● **Problem**
Retype the listing that follows, exactly as written.

###

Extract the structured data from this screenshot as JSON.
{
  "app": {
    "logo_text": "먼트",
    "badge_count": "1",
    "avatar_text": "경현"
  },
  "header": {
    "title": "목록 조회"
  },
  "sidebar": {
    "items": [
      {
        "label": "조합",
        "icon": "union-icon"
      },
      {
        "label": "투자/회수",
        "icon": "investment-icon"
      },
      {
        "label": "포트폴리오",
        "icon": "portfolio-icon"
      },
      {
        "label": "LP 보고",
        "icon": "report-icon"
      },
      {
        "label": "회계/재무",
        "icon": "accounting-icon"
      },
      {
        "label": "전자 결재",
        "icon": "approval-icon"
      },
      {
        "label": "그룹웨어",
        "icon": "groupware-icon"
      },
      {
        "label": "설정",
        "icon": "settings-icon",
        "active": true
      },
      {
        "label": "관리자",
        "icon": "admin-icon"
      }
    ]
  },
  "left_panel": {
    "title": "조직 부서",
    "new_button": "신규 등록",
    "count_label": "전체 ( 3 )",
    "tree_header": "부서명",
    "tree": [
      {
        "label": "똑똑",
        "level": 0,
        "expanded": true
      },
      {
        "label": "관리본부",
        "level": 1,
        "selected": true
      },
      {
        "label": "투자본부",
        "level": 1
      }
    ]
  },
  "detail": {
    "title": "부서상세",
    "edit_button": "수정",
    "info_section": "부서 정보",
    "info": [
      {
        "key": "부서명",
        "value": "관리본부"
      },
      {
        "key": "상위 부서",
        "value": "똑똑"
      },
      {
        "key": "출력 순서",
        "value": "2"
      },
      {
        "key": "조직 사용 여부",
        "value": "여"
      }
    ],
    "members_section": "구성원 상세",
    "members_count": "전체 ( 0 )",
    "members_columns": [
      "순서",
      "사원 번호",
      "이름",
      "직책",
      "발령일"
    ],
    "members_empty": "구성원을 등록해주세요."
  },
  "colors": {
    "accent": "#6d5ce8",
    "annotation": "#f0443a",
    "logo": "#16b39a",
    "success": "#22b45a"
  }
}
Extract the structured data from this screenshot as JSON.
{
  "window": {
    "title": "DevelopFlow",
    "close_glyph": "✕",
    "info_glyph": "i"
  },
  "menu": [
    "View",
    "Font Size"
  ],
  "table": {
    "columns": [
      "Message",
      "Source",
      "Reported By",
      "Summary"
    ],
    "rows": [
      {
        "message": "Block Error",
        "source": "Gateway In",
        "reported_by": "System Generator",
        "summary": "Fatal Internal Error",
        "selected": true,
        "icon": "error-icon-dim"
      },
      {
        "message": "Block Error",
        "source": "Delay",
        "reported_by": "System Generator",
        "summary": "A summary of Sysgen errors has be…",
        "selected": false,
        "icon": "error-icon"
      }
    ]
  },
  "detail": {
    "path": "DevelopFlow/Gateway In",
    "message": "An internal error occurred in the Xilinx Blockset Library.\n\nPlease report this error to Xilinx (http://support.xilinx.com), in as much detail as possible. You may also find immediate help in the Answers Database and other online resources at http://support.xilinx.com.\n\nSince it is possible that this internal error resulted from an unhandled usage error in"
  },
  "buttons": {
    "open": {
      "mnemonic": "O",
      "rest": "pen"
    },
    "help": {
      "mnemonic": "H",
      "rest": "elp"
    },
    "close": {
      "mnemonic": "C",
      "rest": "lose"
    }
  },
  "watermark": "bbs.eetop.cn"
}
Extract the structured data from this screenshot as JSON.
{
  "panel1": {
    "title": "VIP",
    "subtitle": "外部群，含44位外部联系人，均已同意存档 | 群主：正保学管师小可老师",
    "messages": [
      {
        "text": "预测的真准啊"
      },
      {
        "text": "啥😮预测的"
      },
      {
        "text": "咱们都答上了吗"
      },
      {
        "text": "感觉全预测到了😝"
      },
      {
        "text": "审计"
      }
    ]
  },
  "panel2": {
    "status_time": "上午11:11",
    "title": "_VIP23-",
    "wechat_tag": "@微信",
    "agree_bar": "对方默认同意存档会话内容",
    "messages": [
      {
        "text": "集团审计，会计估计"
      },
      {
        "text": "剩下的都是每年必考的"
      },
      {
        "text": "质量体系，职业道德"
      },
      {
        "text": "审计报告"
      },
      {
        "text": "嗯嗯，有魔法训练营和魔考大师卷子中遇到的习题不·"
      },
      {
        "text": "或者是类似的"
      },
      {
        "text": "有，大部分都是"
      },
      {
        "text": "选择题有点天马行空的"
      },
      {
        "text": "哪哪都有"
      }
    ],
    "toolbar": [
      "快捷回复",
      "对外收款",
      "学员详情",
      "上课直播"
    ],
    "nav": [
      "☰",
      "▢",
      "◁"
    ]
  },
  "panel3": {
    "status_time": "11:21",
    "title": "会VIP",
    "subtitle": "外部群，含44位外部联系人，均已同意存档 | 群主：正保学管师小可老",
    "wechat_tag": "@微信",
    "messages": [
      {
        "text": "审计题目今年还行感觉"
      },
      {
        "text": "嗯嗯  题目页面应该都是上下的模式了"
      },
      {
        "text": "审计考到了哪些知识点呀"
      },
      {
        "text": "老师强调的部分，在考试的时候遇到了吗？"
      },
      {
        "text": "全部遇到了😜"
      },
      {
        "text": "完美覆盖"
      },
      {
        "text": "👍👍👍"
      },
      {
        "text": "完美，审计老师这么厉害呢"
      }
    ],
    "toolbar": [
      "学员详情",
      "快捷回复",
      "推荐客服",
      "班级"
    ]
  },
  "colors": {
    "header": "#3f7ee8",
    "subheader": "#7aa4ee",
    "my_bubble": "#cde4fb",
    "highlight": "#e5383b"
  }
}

###

● **Completed task**
Extract the structured data from this screenshot as JSON.
{
  "app": {
    "logo_text": "먼트",
    "badge_count": "1",
    "avatar_text": "경현"
  },
  "header": {
    "title": "목록 조회"
  },
  "sidebar": {
    "items": [
      {
        "label": "조합",
        "icon": "union-icon"
      },
      {
        "label": "투자/회수",
        "icon": "investment-icon"
      },
      {
        "label": "포트폴리오",
        "icon": "portfolio-icon"
      },
      {
        "label": "LP 보고",
        "icon": "report-icon"
      },
      {
        "label": "회계/재무",
        "icon": "accounting-icon"
      },
      {
        "label": "전자 결재",
        "icon": "approval-icon"
      },
      {
        "label": "그룹웨어",
        "icon": "groupware-icon"
      },
      {
        "label": "설정",
        "icon": "settings-icon",
        "active": true
      },
      {
        "label": "관리자",
        "icon": "admin-icon"
      }
    ]
  },
  "left_panel": {
    "title": "조직 부서",
    "new_button": "신규 등록",
    "count_label": "전체 ( 3 )",
    "tree_header": "부서명",
    "tree": [
      {
        "label": "똑똑",
        "level": 0,
        "expanded": true
      },
      {
        "label": "관리본부",
        "level": 1,
        "selected": true
      },
      {
        "label": "투자본부",
        "level": 1
      }
    ]
  },
  "detail": {
    "title": "부서상세",
    "edit_button": "수정",
    "info_section": "부서 정보",
    "info": [
      {
        "key": "부서명",
        "value": "관리본부"
      },
      {
        "key": "상위 부서",
        "value": "똑똑"
      },
      {
        "key": "출력 순서",
        "value": "2"
      },
      {
        "key": "조직 사용 여부",
        "value": "여"
      }
    ],
    "members_section": "구성원 상세",
    "members_count": "전체 ( 0 )",
    "members_columns": [
      "순서",
      "사원 번호",
      "이름",
      "직책",
      "발령일"
    ],
    "members_empty": "구성원을 등록해주세요."
  },
  "colors": {
    "accent": "#6d5ce8",
    "annotation": "#f0443a",
    "logo": "#16b39a",
    "success": "#22b45a"
  }
}
Extract the structured data from this screenshot as JSON.
{
  "window": {
    "title": "DevelopFlow",
    "close_glyph": "✕",
    "info_glyph": "i"
  },
  "menu": [
    "View",
    "Font Size"
  ],
  "table": {
    "columns": [
      "Message",
      "Source",
      "Reported By",
      "Summary"
    ],
    "rows": [
      {
        "message": "Block Error",
        "source": "Gateway In",
        "reported_by": "System Generator",
        "summary": "Fatal Internal Error",
        "selected": true,
        "icon": "error-icon-dim"
      },
      {
        "message": "Block Error",
        "source": "Delay",
        "reported_by": "System Generator",
        "summary": "A summary of Sysgen errors has be…",
        "selected": false,
        "icon": "error-icon"
      }
    ]
  },
  "detail": {
    "path": "DevelopFlow/Gateway In",
    "message": "An internal error occurred in the Xilinx Blockset Library.\n\nPlease report this error to Xilinx (http://support.xilinx.com), in as much detail as possible. You may also find immediate help in the Answers Database and other online resources at http://support.xilinx.com.\n\nSince it is possible that this internal error resulted from an unhandled usage error in"
  },
  "buttons": {
    "open": {
      "mnemonic": "O",
      "rest": "pen"
    },
    "help": {
      "mnemonic": "H",
      "rest": "elp"
    },
    "close": {
      "mnemonic": "C",
      "rest": "lose"
    }
  },
  "watermark": "bbs.eetop.cn"
}
Extract the structured data from this screenshot as JSON.
{
  "panel1": {
    "title": "VIP",
    "subtitle": "外部群，含44位外部联系人，均已同意存档 | 群主：正保学管师小可老师",
    "messages": [
      {
        "text": "预测的真准啊"
      },
      {
        "text": "啥😮预测的"
      },
      {
        "text": "咱们都答上了吗"
      },
      {
        "text": "感觉全预测到了😝"
      },
      {
        "text": "审计"
      }
    ]
  },
  "panel2": {
    "status_time": "上午11:11",
    "title": "_VIP23-",
    "wechat_tag": "@微信",
    "agree_bar": "对方默认同意存档会话内容",
    "messages": [
      {
        "text": "集团审计，会计估计"
      },
      {
        "text": "剩下的都是每年必考的"
      },
      {
        "text": "质量体系，职业道德"
      },
      {
        "text": "审计报告"
      },
      {
        "text": "嗯嗯，有魔法训练营和魔考大师卷子中遇到的习题不·"
      },
      {
        "text": "或者是类似的"
      },
      {
        "text": "有，大部分都是"
      },
      {
        "text": "选择题有点天马行空的"
      },
      {
        "text": "哪哪都有"
      }
    ],
    "toolbar": [
      "快捷回复",
      "对外收款",
      "学员详情",
      "上课直播"
    ],
    "nav": [
      "☰",
      "▢",
      "◁"
    ]
  },
  "panel3": {
    "status_time": "11:21",
    "title": "会VIP",
    "subtitle": "外部群，含44位外部联系人，均已同意存档 | 群主：正保学管师小可老",
    "wechat_tag": "@微信",
    "messages": [
      {
        "text": "审计题目今年还行感觉"
      },
      {
        "text": "嗯嗯  题目页面应该都是上下的模式了"
      },
      {
        "text": "审计考到了哪些知识点呀"
      },
      {
        "text": "老师强调的部分，在考试的时候遇到了吗？"
      },
      {
        "text": "全部遇到了😜"
      },
      {
        "text": "完美覆盖"
      },
      {
        "text": "👍👍👍"
      },
      {
        "text": "完美，审计老师这么厉害呢"
      }
    ],
    "toolbar": [
      "学员详情",
      "快捷回复",
      "推荐客服",
      "班级"
    ]
  },
  "colors": {
    "header": "#3f7ee8",
    "subheader": "#7aa4ee",
    "my_bubble": "#cde4fb",
    "highlight": "#e5383b"
  }
}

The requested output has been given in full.